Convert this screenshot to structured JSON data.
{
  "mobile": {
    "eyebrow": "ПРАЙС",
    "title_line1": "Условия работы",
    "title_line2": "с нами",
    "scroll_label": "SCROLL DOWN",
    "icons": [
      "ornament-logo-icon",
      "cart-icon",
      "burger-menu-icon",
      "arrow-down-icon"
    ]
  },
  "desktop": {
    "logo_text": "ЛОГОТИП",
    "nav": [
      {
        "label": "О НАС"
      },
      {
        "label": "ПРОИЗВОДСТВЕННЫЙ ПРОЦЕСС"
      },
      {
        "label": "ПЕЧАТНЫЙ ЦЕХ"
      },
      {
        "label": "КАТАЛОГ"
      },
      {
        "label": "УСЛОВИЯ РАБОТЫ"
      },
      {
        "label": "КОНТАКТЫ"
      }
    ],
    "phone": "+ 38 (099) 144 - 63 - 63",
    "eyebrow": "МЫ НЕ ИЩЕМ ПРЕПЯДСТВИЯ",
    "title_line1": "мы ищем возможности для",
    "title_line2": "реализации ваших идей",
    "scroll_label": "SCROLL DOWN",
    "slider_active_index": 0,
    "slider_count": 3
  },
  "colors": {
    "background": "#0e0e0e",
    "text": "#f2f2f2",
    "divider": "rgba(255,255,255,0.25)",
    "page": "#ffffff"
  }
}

--

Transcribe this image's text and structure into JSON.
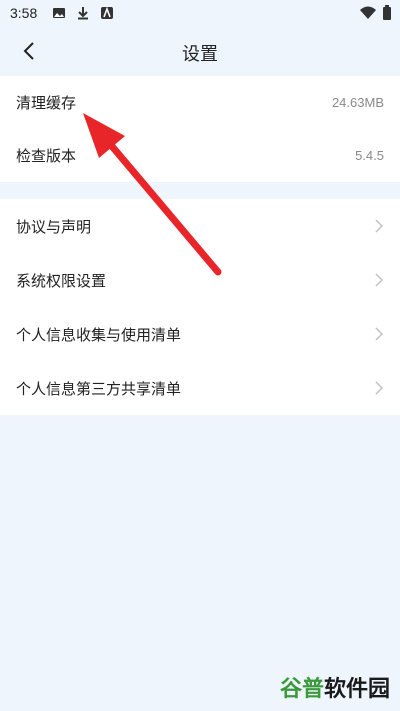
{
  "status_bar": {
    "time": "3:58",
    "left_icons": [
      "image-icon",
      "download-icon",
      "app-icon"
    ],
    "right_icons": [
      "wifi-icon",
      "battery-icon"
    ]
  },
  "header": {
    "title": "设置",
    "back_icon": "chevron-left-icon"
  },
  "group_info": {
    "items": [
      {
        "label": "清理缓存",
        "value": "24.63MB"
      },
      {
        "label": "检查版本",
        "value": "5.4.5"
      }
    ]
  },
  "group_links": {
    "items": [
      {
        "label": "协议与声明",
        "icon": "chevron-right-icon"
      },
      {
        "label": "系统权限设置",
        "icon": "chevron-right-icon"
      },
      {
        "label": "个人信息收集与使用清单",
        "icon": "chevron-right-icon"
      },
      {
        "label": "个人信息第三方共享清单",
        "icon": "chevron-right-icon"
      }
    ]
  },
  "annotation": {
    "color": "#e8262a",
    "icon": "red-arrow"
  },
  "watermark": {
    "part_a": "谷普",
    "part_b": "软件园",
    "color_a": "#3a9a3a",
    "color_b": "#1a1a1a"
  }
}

...

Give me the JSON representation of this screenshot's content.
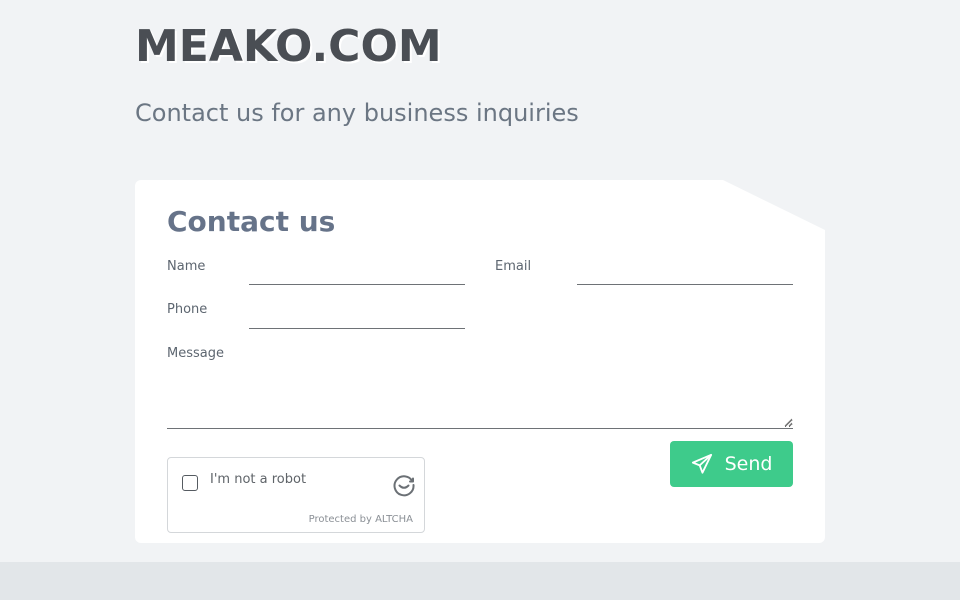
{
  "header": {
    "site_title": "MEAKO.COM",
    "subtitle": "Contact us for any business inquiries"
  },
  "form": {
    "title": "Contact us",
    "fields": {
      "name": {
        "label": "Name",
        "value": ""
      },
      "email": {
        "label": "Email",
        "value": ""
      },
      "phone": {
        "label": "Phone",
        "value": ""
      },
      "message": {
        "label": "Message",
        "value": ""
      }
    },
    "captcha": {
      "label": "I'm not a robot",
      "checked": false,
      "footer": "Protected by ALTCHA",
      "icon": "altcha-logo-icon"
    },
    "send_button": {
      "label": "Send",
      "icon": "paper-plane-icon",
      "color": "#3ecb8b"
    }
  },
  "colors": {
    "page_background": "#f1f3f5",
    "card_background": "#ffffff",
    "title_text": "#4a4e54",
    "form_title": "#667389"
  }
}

-- Exercise instructions --
From the entries above, copy every line where the word "image" shows up.

-- The solution --
Transcribe this image's text and structure into JSON.
      "image-icon",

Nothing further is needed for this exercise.